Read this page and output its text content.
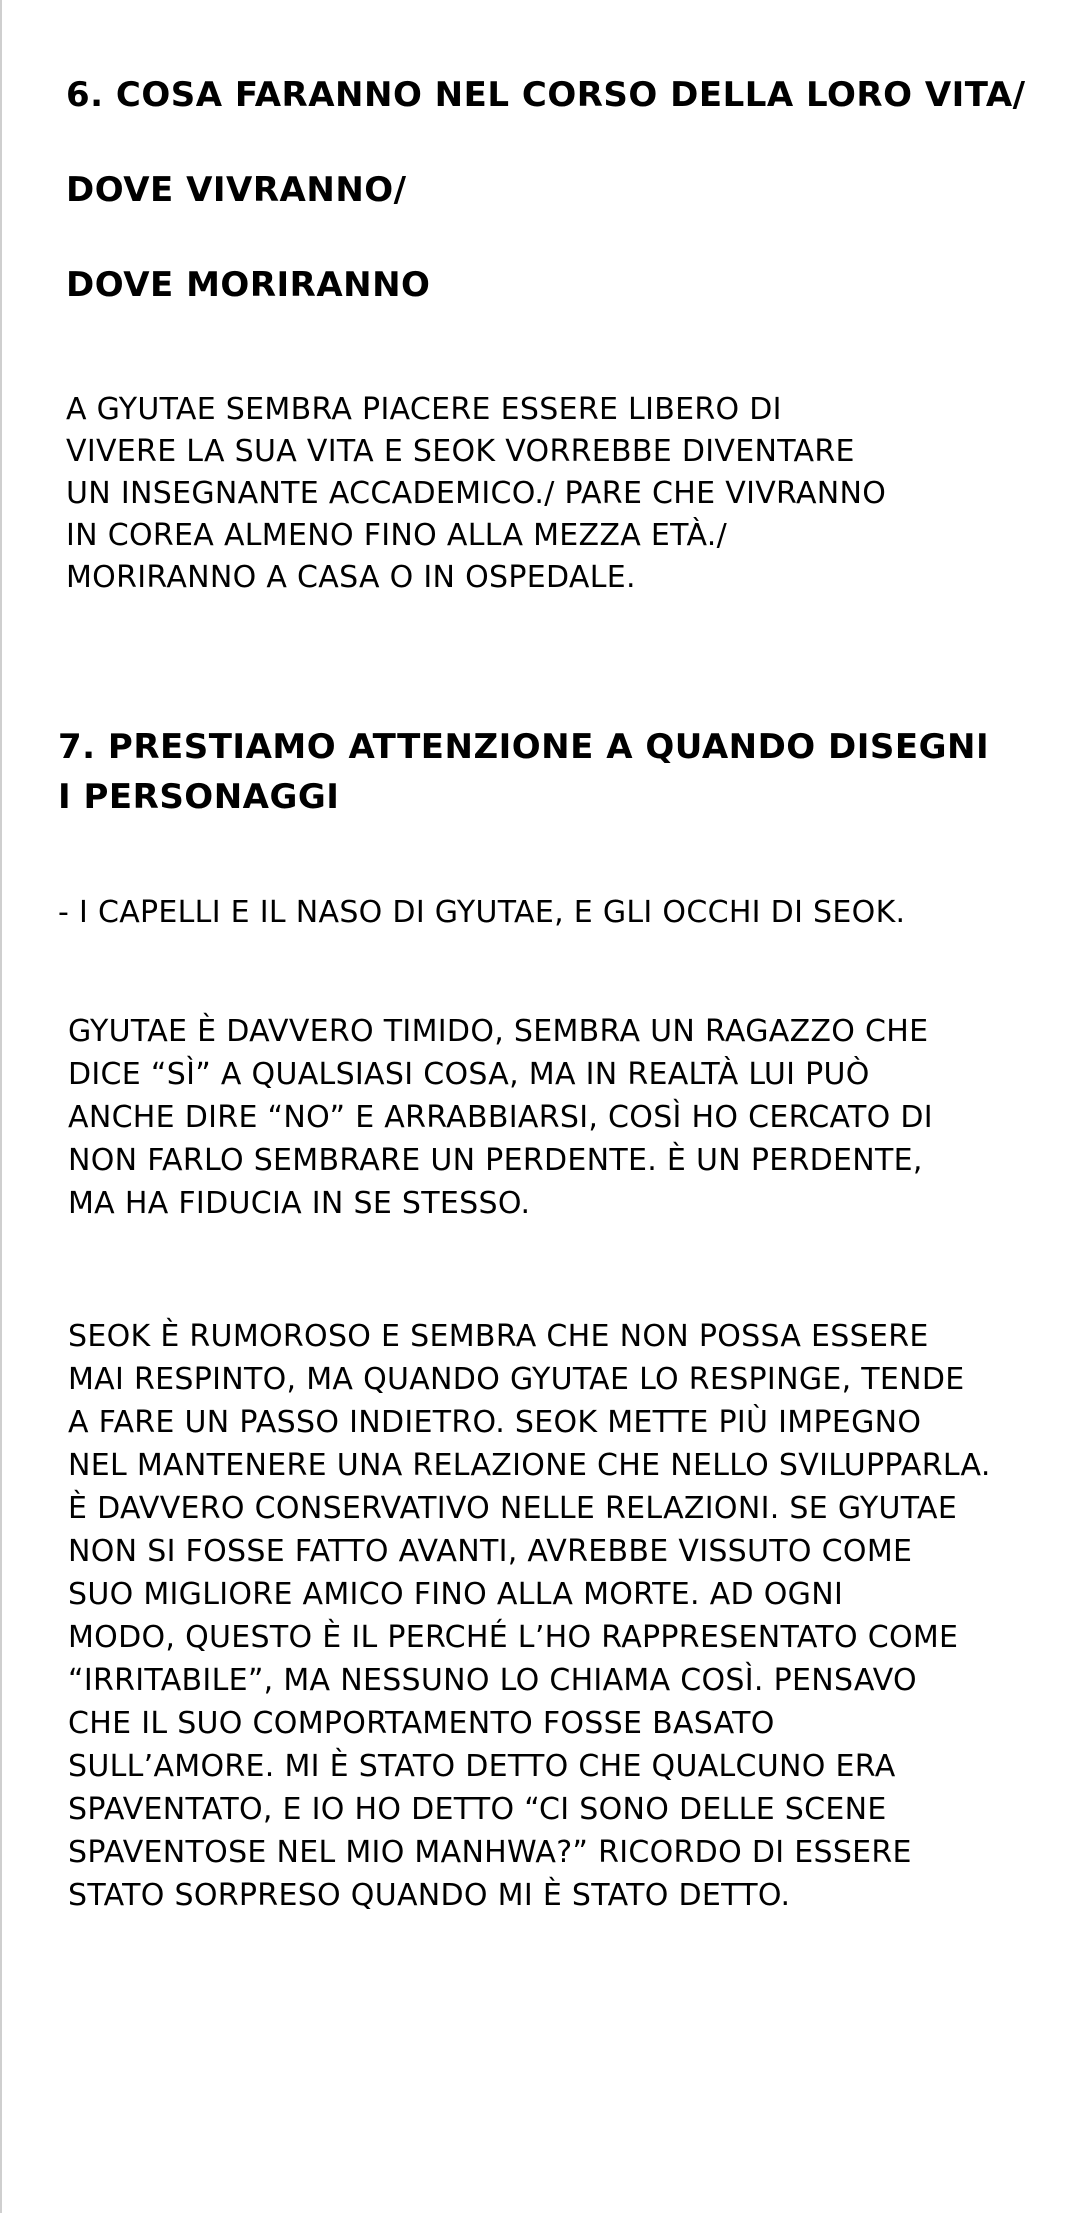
6. COSA FARANNO NEL CORSO DELLA LORO VITA/
DOVE VIVRANNO/
DOVE MORIRANNO
A GYUTAE SEMBRA PIACERE ESSERE LIBERO DI
VIVERE LA SUA VITA E SEOK VORREBBE DIVENTARE
UN INSEGNANTE ACCADEMICO./ PARE CHE VIVRANNO
IN COREA ALMENO FINO ALLA MEZZA ETÀ./
MORIRANNO A CASA O IN OSPEDALE.
7. PRESTIAMO ATTENZIONE A QUANDO DISEGNI
I PERSONAGGI
- I CAPELLI E IL NASO DI GYUTAE, E GLI OCCHI DI SEOK.
GYUTAE È DAVVERO TIMIDO, SEMBRA UN RAGAZZO CHE
DICE “SÌ” A QUALSIASI COSA, MA IN REALTÀ LUI PUÒ
ANCHE DIRE “NO” E ARRABBIARSI, COSÌ HO CERCATO DI
NON FARLO SEMBRARE UN PERDENTE. È UN PERDENTE,
MA HA FIDUCIA IN SE STESSO.
SEOK È RUMOROSO E SEMBRA CHE NON POSSA ESSERE
MAI RESPINTO, MA QUANDO GYUTAE LO RESPINGE, TENDE
A FARE UN PASSO INDIETRO. SEOK METTE PIÙ IMPEGNO
NEL MANTENERE UNA RELAZIONE CHE NELLO SVILUPPARLA.
È DAVVERO CONSERVATIVO NELLE RELAZIONI. SE GYUTAE
NON SI FOSSE FATTO AVANTI, AVREBBE VISSUTO COME
SUO MIGLIORE AMICO FINO ALLA MORTE. AD OGNI
MODO, QUESTO È IL PERCHÉ L’HO RAPPRESENTATO COME
“IRRITABILE”, MA NESSUNO LO CHIAMA COSÌ. PENSAVO
CHE IL SUO COMPORTAMENTO FOSSE BASATO
SULL’AMORE. MI È STATO DETTO CHE QUALCUNO ERA
SPAVENTATO, E IO HO DETTO “CI SONO DELLE SCENE
SPAVENTOSE NEL MIO MANHWA?” RICORDO DI ESSERE
STATO SORPRESO QUANDO MI È STATO DETTO.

TASK DIRECTIONS:
Identify how many lines in the entries above contain the word "COSA" and provide only that figure.

THE REPLY:
2